What is expected: Make an exact copy of the lines below.
START
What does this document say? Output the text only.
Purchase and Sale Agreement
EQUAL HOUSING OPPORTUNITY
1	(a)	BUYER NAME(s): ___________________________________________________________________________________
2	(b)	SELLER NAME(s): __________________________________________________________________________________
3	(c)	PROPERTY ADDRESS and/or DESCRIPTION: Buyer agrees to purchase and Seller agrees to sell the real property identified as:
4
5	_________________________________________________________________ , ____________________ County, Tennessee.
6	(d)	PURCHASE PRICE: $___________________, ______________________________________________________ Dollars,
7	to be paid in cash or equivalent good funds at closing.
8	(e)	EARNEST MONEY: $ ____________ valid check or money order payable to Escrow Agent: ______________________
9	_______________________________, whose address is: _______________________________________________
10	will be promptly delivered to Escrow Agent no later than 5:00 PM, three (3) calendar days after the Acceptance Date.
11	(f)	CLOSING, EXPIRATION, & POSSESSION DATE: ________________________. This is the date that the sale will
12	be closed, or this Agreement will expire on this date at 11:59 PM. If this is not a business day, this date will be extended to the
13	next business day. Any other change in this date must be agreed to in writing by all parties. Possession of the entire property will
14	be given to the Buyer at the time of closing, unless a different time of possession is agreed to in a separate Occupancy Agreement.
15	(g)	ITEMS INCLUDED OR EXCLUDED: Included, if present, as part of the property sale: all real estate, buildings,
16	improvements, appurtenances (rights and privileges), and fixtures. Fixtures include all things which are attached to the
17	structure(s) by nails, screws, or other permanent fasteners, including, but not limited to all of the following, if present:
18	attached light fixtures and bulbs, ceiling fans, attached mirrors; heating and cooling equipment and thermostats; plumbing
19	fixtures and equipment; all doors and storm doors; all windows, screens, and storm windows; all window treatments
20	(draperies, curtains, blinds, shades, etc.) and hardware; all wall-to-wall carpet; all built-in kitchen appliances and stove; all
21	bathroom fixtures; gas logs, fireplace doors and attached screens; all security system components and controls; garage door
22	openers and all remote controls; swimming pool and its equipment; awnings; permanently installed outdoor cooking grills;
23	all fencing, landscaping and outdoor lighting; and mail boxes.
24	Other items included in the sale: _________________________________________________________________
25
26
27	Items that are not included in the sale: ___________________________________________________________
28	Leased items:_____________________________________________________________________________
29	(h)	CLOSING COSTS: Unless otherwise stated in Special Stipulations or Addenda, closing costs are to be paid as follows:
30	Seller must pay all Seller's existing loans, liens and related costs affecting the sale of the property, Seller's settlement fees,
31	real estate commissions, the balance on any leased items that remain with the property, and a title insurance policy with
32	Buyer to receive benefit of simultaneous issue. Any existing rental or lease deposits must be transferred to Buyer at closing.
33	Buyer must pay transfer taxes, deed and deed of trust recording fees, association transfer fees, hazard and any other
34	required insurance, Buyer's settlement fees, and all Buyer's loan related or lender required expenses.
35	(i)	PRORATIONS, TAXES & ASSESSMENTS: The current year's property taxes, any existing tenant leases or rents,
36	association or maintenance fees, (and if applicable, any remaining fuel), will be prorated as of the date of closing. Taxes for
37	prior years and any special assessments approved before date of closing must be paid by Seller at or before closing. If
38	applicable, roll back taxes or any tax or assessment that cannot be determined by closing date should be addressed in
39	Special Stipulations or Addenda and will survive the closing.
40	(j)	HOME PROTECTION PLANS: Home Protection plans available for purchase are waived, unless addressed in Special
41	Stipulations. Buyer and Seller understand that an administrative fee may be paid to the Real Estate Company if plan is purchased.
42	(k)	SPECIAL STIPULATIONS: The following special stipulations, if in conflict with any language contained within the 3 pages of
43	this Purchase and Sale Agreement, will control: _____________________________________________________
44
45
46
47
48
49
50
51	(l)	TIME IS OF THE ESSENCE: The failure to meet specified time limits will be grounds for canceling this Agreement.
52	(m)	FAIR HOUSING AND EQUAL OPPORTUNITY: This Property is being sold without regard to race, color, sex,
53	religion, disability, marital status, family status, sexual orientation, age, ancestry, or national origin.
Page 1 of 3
END
Response to the exercise:
What does this document say? Output the text only.
Purchase and Sale Agreement
EQUAL HOUSING OPPORTUNITY
1	(a)	BUYER NAME(s): ___________________________________________________________________________________
2	(b)	SELLER NAME(s): __________________________________________________________________________________
3	(c)	PROPERTY ADDRESS and/or DESCRIPTION: Buyer agrees to purchase and Seller agrees to sell the real property identified as:
4
5	_________________________________________________________________ , ____________________ County, Tennessee.
6	(d)	PURCHASE PRICE: $___________________, ______________________________________________________ Dollars,
7	to be paid in cash or equivalent good funds at closing.
8	(e)	EARNEST MONEY: $ ____________ valid check or money order payable to Escrow Agent: ______________________
9	_______________________________, whose address is: _______________________________________________
10	will be promptly delivered to Escrow Agent no later than 5:00 PM, three (3) calendar days after the Acceptance Date.
11	(f)	CLOSING, EXPIRATION, & POSSESSION DATE: ________________________. This is the date that the sale will
12	be closed, or this Agreement will expire on this date at 11:59 PM. If this is not a business day, this date will be extended to the
13	next business day. Any other change in this date must be agreed to in writing by all parties. Possession of the entire property will
14	be given to the Buyer at the time of closing, unless a different time of possession is agreed to in a separate Occupancy Agreement.
15	(g)	ITEMS INCLUDED OR EXCLUDED: Included, if present, as part of the property sale: all real estate, buildings,
16	improvements, appurtenances (rights and privileges), and fixtures. Fixtures include all things which are attached to the
17	structure(s) by nails, screws, or other permanent fasteners, including, but not limited to all of the following, if present:
18	attached light fixtures and bulbs, ceiling fans, attached mirrors; heating and cooling equipment and thermostats; plumbing
19	fixtures and equipment; all doors and storm doors; all windows, screens, and storm windows; all window treatments
20	(draperies, curtains, blinds, shades, etc.) and hardware; all wall-to-wall carpet; all built-in kitchen appliances and stove; all
21	bathroom fixtures; gas logs, fireplace doors and attached screens; all security system components and controls; garage door
22	openers and all remote controls; swimming pool and its equipment; awnings; permanently installed outdoor cooking grills;
23	all fencing, landscaping and outdoor lighting; and mail boxes.
24	Other items included in the sale: _________________________________________________________________
25
26
27	Items that are not included in the sale: ___________________________________________________________
28	Leased items:_____________________________________________________________________________
29	(h)	CLOSING COSTS: Unless otherwise stated in Special Stipulations or Addenda, closing costs are to be paid as follows:
30	Seller must pay all Seller's existing loans, liens and related costs affecting the sale of the property, Seller's settlement fees,
31	real estate commissions, the balance on any leased items that remain with the property, and a title insurance policy with
32	Buyer to receive benefit of simultaneous issue. Any existing rental or lease deposits must be transferred to Buyer at closing.
33	Buyer must pay transfer taxes, deed and deed of trust recording fees, association transfer fees, hazard and any other
34	required insurance, Buyer's settlement fees, and all Buyer's loan related or lender required expenses.
35	(i)	PRORATIONS, TAXES & ASSESSMENTS: The current year's property taxes, any existing tenant leases or rents,
36	association or maintenance fees, (and if applicable, any remaining fuel), will be prorated as of the date of closing. Taxes for
37	prior years and any special assessments approved before date of closing must be paid by Seller at or before closing. If
38	applicable, roll back taxes or any tax or assessment that cannot be determined by closing date should be addressed in
39	Special Stipulations or Addenda and will survive the closing.
40	(j)	HOME PROTECTION PLANS: Home Protection plans available for purchase are waived, unless addressed in Special
41	Stipulations. Buyer and Seller understand that an administrative fee may be paid to the Real Estate Company if plan is purchased.
42	(k)	SPECIAL STIPULATIONS: The following special stipulations, if in conflict with any language contained within the 3 pages of
43	this Purchase and Sale Agreement, will control: _____________________________________________________
44
45
46
47
48
49
50
51	(l)	TIME IS OF THE ESSENCE: The failure to meet specified time limits will be grounds for canceling this Agreement.
52	(m)	FAIR HOUSING AND EQUAL OPPORTUNITY: This Property is being sold without regard to race, color, sex,
53	religion, disability, marital status, family status, sexual orientation, age, ancestry, or national origin.
Page 1 of 3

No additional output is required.